╭─ DATASET EXCERPTS

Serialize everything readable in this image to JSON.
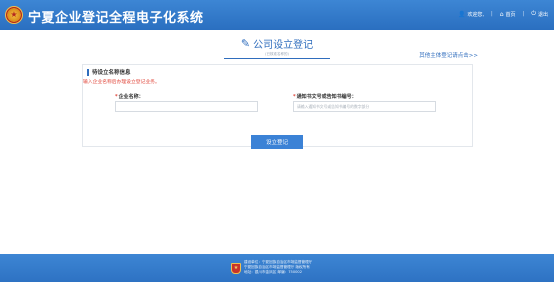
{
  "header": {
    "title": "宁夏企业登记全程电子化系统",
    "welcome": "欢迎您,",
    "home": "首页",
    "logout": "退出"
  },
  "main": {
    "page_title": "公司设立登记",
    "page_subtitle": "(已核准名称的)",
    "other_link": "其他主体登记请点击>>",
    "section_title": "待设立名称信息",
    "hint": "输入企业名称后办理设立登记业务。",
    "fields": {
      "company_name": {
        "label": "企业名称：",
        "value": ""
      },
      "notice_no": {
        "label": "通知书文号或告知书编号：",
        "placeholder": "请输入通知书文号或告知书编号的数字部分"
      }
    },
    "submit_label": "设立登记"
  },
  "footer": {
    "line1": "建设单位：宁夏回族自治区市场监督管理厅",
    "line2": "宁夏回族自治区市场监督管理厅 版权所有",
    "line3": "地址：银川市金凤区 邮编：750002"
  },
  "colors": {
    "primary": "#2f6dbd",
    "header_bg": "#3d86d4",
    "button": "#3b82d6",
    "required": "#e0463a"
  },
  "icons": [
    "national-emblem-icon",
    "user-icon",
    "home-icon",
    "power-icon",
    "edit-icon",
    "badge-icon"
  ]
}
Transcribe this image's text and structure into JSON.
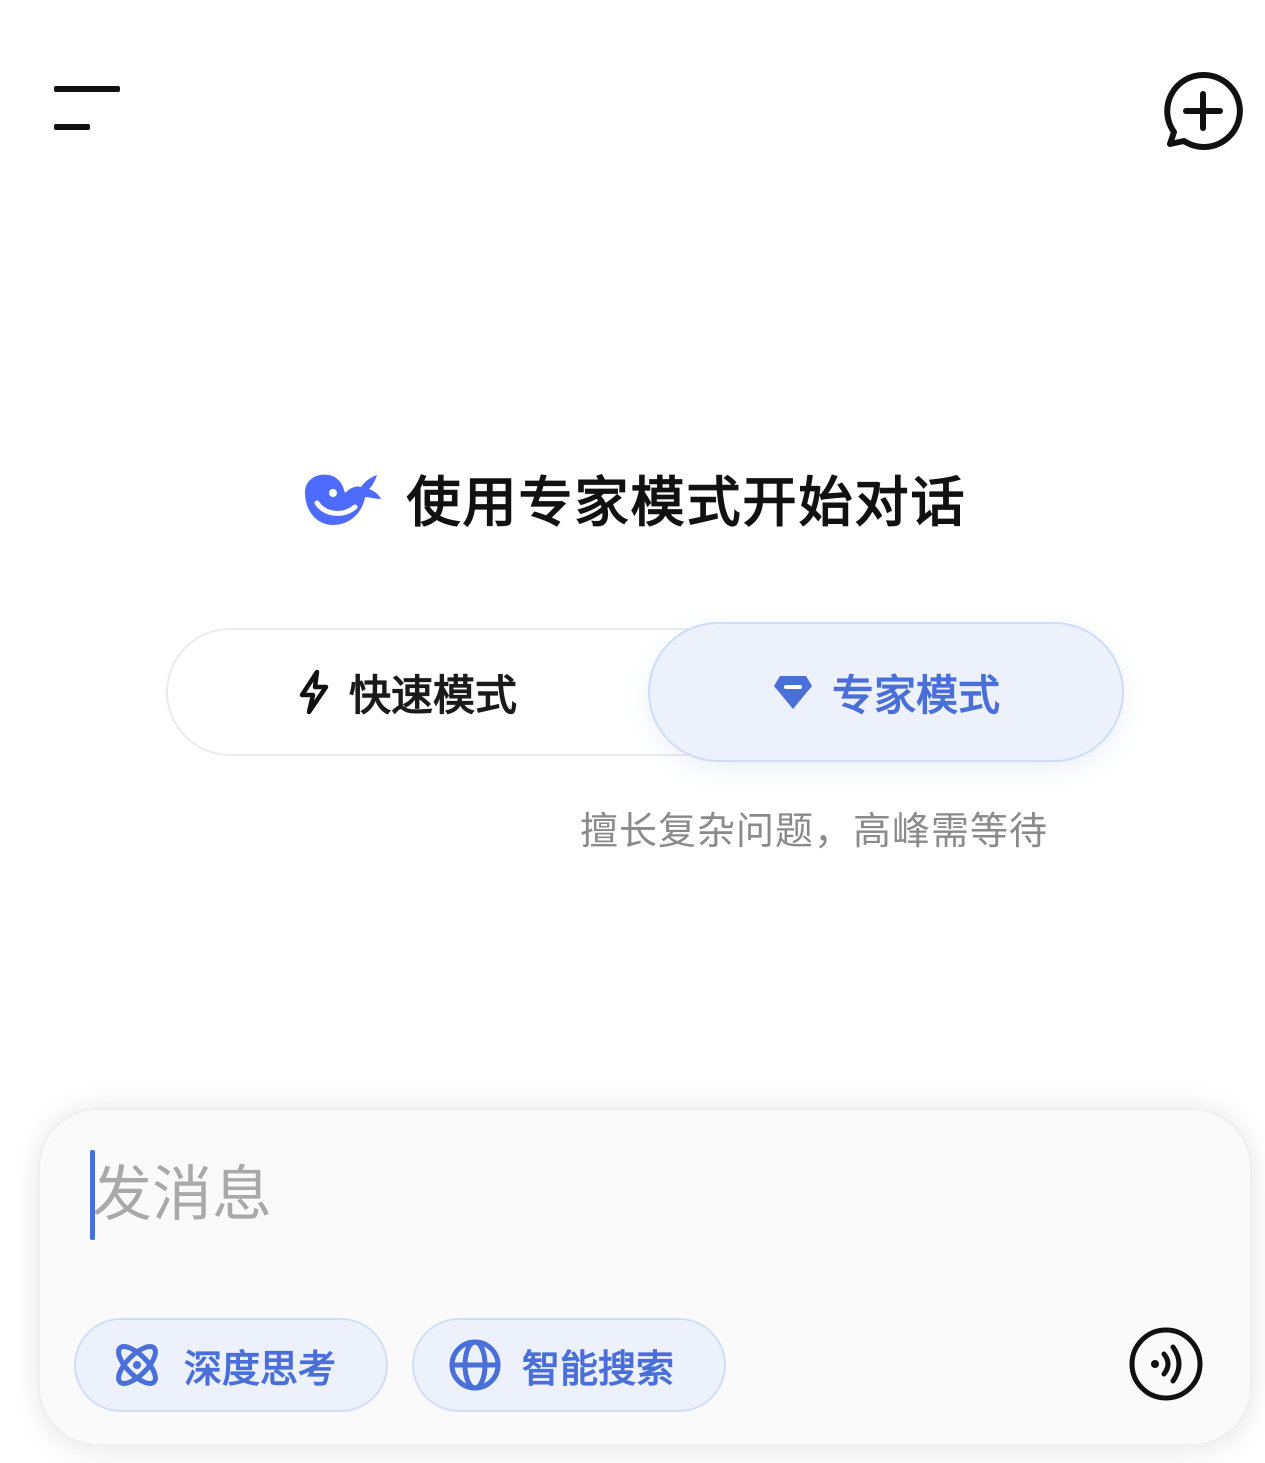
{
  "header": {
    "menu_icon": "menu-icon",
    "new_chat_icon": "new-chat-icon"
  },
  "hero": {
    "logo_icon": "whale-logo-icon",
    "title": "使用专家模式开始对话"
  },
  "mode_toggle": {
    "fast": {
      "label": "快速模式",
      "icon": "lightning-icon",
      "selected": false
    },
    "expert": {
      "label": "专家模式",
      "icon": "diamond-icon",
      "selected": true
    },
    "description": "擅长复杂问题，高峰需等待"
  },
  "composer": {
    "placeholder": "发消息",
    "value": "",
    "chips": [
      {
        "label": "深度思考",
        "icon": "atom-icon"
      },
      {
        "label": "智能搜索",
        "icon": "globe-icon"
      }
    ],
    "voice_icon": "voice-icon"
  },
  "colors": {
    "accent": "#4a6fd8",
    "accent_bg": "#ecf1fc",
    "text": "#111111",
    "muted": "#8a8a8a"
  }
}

╰─

_WHAT IS REQUIRED_.
Copy out all lines where the word "JSON" appears.

_RESPONSE_.
Serialize everything readable in this image to JSON.
Transcribe this image's text and structure into JSON.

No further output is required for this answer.